[Records excerpted from a collection]
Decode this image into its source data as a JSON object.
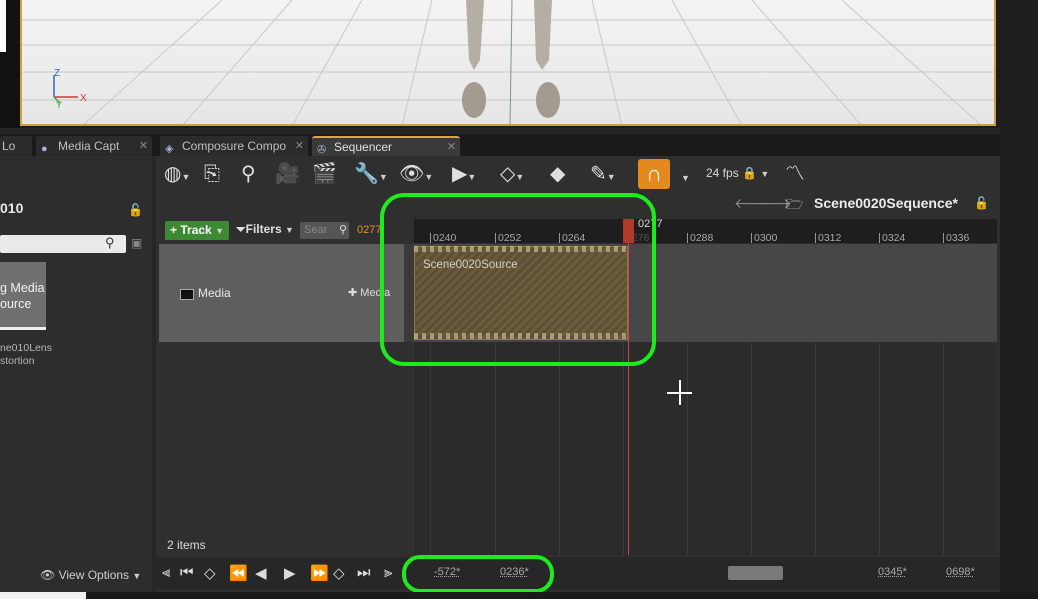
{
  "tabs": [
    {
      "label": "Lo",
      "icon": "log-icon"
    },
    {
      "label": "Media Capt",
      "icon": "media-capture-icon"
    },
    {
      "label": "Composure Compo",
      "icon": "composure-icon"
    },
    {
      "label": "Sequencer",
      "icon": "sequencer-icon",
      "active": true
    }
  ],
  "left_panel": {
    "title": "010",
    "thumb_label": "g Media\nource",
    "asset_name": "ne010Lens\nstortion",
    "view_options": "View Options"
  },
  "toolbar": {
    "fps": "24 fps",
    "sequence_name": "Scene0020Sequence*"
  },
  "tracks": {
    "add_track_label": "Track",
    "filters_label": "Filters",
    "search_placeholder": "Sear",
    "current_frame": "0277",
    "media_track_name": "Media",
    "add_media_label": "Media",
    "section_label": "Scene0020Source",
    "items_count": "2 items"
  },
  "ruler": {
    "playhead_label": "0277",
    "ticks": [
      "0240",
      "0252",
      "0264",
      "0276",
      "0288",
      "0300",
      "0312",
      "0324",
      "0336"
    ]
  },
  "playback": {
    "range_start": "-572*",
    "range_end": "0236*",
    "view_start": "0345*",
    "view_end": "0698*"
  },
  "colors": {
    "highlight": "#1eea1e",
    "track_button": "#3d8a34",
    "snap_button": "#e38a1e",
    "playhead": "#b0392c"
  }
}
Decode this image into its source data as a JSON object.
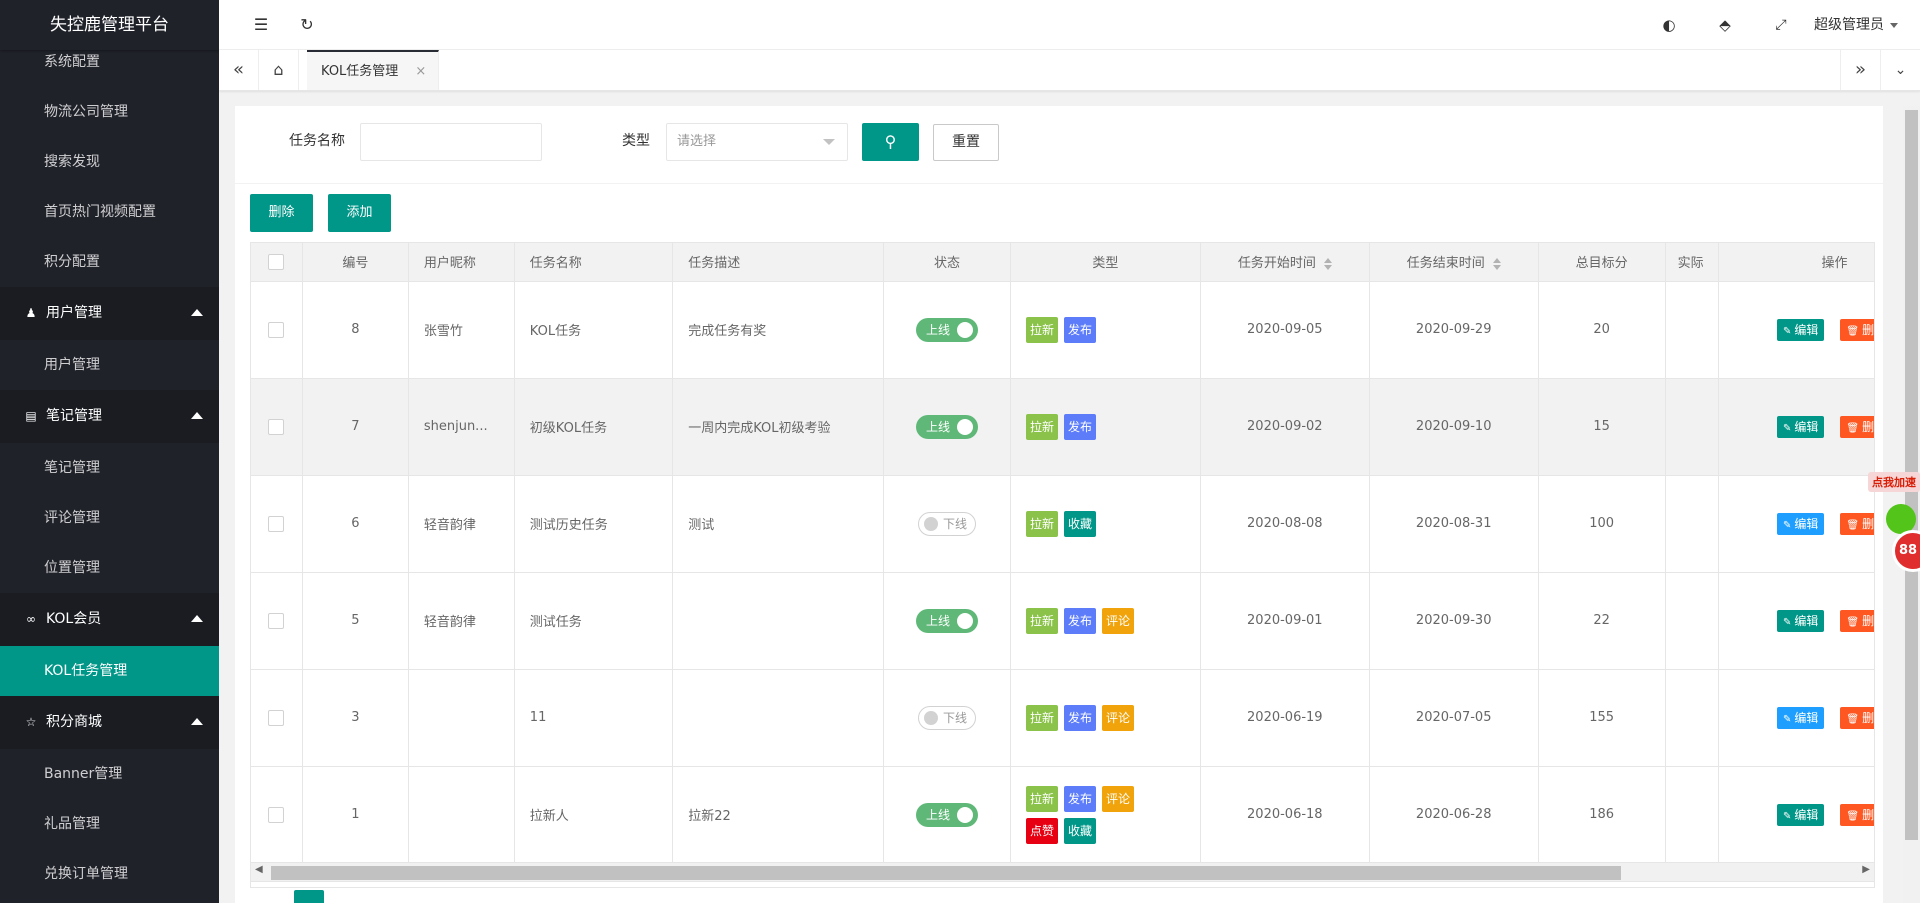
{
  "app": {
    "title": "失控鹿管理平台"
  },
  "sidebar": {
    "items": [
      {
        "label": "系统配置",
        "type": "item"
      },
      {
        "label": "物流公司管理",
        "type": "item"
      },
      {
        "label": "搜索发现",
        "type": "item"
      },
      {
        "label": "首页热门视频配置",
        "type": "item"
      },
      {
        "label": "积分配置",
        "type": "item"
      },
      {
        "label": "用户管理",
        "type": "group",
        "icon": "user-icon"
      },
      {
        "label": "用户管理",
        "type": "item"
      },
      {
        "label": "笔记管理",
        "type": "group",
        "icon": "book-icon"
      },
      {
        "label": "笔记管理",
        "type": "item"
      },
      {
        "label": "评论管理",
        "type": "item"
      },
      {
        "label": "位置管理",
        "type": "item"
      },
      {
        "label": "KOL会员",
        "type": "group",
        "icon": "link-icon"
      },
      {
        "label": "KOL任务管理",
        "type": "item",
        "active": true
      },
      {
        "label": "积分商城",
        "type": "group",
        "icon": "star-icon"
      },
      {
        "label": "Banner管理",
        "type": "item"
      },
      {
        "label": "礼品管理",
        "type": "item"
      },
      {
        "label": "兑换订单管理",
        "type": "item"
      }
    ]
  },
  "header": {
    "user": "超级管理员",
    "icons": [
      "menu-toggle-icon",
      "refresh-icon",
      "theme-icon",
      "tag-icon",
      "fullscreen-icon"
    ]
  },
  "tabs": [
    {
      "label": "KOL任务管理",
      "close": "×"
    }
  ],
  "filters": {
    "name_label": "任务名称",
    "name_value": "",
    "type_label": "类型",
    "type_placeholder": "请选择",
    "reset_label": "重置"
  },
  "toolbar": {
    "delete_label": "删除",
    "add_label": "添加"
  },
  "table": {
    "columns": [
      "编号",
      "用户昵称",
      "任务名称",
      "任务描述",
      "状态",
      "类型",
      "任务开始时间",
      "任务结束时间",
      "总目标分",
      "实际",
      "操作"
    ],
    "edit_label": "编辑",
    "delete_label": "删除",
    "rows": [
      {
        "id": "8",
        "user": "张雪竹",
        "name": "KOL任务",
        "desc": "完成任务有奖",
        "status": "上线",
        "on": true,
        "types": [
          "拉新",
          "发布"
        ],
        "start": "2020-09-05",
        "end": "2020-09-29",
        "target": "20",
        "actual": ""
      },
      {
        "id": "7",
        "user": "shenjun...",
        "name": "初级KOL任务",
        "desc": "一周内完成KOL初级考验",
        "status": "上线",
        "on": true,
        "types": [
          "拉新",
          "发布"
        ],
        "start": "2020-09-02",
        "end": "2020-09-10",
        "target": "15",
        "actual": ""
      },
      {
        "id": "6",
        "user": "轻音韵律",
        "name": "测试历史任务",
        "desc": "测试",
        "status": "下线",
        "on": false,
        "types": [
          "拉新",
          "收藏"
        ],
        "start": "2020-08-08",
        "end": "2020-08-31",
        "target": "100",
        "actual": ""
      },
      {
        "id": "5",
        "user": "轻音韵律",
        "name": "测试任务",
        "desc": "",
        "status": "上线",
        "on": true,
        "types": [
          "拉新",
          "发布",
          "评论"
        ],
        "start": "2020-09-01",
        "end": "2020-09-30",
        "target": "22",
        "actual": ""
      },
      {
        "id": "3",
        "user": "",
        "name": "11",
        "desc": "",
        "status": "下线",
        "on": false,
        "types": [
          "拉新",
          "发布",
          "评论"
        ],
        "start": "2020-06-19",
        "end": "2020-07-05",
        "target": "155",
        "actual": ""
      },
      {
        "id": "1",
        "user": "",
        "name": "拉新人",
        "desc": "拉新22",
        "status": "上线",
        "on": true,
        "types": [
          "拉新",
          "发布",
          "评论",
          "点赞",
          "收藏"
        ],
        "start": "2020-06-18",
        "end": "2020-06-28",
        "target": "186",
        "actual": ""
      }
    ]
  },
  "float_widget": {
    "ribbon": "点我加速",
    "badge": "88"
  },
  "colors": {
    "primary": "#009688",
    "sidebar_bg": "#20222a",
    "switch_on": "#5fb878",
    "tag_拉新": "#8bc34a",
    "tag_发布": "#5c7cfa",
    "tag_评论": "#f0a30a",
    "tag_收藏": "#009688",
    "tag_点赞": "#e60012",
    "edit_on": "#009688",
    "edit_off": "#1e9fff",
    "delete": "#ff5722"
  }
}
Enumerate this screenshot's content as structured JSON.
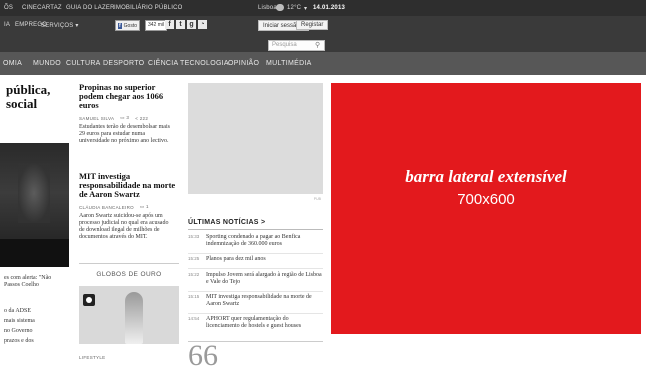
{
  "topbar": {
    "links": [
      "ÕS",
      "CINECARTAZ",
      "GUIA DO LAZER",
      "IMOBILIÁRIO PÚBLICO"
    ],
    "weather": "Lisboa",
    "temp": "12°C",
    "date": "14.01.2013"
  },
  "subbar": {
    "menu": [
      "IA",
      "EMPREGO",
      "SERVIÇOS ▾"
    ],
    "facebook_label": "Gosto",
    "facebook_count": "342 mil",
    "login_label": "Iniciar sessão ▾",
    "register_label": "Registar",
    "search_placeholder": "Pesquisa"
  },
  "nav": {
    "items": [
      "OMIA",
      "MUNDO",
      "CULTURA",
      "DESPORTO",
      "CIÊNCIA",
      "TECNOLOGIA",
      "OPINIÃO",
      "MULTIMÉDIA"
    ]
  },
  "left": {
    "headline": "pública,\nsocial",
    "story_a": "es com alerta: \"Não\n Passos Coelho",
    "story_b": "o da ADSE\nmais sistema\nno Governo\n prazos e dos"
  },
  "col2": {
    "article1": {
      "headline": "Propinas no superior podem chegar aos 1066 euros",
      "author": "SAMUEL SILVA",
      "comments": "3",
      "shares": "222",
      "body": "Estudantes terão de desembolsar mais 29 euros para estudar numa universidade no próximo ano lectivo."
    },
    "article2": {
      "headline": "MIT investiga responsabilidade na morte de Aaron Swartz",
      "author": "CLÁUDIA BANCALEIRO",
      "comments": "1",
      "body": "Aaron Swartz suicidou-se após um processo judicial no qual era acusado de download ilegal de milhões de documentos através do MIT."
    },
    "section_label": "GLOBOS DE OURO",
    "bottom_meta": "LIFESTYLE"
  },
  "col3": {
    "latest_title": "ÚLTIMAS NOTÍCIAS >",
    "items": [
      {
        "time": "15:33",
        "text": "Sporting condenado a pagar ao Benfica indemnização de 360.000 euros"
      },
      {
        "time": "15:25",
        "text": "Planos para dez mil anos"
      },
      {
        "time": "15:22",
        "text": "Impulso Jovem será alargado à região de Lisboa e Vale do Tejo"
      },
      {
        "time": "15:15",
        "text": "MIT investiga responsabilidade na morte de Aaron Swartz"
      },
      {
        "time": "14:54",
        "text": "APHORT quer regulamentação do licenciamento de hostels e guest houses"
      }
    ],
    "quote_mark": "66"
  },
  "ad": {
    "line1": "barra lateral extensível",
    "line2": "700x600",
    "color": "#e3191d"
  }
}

▶ Your instructions: Looking at the records above, tally the lines holding "text" and reply with that number only.

▶ Problem solution: 5